> _Directions for this task_: Using the records below, count the lines with "socket" in them. Give the number only.

> _The records_:
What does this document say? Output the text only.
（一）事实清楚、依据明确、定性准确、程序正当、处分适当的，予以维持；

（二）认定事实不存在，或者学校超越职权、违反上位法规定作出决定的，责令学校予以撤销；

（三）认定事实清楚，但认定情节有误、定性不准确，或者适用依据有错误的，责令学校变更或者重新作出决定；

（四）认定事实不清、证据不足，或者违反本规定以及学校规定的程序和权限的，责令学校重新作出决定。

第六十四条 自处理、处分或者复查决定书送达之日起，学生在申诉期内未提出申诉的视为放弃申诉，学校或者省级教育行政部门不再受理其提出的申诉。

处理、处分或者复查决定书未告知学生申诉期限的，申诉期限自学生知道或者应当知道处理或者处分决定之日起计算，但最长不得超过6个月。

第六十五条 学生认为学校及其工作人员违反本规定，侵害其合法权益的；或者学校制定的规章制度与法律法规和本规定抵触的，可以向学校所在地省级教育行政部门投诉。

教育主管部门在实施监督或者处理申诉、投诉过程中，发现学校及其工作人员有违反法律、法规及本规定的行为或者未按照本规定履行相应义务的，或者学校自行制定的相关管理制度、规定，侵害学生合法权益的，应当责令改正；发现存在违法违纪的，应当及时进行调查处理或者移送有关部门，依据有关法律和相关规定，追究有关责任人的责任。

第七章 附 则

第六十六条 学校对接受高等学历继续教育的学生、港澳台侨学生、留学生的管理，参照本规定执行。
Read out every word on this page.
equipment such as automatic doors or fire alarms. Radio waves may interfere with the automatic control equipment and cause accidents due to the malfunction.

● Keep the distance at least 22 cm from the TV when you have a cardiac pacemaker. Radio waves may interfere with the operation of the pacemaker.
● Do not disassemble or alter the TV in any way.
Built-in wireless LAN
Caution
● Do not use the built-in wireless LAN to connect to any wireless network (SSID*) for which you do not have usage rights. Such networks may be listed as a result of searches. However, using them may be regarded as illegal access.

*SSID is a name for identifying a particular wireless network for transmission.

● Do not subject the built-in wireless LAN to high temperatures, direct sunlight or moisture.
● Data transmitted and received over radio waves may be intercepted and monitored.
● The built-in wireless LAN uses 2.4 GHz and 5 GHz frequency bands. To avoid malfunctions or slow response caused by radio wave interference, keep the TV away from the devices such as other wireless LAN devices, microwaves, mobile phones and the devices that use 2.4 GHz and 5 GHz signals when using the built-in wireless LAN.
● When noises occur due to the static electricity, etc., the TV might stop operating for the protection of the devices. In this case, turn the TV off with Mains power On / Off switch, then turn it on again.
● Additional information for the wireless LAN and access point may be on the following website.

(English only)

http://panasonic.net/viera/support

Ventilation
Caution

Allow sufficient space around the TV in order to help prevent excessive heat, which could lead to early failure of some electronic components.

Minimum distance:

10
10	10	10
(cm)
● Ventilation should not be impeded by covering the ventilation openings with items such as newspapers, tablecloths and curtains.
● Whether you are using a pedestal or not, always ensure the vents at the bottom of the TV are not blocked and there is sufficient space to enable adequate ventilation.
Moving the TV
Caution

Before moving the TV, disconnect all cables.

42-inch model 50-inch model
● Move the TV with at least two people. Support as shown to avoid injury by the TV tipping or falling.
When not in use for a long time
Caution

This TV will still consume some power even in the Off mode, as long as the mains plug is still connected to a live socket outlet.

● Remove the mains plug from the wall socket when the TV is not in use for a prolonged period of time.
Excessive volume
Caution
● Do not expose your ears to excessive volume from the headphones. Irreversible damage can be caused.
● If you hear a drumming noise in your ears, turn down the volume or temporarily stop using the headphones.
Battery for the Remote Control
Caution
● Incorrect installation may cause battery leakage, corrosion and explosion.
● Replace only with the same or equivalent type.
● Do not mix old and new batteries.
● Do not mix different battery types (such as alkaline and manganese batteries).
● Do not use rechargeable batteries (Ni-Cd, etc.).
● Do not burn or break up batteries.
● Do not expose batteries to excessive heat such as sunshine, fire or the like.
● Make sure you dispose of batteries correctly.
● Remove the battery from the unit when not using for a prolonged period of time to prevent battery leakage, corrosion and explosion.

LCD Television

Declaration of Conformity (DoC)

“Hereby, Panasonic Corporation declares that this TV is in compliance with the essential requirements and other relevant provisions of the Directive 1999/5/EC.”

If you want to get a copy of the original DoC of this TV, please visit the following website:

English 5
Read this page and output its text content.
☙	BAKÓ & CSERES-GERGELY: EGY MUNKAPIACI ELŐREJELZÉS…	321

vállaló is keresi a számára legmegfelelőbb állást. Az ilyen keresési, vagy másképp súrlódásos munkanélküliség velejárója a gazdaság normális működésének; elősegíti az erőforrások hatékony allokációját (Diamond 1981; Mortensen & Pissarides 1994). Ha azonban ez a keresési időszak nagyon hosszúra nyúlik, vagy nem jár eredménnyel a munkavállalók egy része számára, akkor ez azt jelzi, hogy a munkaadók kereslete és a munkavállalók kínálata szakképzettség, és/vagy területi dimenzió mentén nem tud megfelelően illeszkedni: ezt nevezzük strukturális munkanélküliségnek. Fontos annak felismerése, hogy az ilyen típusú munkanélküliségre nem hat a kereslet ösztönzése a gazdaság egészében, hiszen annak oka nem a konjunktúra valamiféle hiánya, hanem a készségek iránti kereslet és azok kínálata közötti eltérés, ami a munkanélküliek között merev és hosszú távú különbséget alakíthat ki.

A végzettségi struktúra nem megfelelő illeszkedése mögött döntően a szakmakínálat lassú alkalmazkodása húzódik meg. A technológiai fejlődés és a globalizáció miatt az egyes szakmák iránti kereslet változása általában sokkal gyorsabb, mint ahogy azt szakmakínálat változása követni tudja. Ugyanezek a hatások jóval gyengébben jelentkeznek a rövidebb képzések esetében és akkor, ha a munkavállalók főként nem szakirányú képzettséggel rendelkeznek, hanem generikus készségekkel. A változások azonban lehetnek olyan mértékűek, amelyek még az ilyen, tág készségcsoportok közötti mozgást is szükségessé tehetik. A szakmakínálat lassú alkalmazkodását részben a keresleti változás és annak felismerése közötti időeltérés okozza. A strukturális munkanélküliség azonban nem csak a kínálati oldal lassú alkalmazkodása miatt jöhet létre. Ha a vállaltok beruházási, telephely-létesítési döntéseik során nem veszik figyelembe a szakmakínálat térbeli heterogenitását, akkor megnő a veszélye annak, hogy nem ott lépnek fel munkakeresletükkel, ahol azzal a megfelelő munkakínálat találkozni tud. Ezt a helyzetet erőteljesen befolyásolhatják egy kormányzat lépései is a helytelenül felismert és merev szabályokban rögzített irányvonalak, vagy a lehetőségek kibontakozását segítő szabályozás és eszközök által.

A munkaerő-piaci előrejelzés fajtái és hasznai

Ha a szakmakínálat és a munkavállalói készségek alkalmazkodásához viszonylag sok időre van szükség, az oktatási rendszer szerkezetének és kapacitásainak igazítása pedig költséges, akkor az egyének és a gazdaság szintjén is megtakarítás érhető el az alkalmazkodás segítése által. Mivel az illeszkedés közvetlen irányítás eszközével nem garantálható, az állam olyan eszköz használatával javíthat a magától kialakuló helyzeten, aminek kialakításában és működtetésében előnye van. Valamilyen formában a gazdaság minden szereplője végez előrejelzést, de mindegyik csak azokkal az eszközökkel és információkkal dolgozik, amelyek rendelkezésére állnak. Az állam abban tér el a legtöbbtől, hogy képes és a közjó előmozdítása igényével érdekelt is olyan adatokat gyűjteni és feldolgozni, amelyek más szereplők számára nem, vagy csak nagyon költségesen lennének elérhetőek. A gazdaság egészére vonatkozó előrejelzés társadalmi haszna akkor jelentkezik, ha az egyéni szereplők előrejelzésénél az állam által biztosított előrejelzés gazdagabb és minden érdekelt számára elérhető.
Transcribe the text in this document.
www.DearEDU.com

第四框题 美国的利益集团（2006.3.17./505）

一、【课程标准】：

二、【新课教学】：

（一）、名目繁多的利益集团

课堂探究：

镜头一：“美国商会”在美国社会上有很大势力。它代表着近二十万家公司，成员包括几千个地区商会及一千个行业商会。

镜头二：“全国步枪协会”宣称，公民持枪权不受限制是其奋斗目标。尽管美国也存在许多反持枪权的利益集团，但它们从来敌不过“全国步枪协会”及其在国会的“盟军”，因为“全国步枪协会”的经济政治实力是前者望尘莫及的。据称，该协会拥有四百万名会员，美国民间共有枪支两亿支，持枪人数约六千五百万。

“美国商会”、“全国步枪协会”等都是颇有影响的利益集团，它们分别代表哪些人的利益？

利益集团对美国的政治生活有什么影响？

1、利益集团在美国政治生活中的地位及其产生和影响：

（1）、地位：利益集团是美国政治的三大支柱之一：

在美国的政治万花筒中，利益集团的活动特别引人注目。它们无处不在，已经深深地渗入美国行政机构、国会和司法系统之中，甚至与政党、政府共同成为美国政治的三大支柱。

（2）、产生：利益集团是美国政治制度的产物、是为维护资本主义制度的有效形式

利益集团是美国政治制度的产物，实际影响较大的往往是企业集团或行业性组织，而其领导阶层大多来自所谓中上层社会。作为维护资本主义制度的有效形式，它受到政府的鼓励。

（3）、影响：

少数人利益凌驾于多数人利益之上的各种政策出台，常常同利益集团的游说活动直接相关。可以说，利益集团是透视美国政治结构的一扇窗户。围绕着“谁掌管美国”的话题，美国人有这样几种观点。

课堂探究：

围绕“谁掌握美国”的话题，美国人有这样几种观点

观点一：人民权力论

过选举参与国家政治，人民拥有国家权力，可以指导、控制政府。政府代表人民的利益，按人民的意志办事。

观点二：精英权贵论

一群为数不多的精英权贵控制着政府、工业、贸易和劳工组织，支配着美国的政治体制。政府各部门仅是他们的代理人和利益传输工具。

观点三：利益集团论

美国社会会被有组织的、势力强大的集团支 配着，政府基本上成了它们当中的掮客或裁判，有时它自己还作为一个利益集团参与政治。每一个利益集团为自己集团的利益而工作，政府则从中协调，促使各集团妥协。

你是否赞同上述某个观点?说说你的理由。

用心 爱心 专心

> _Task response_: 2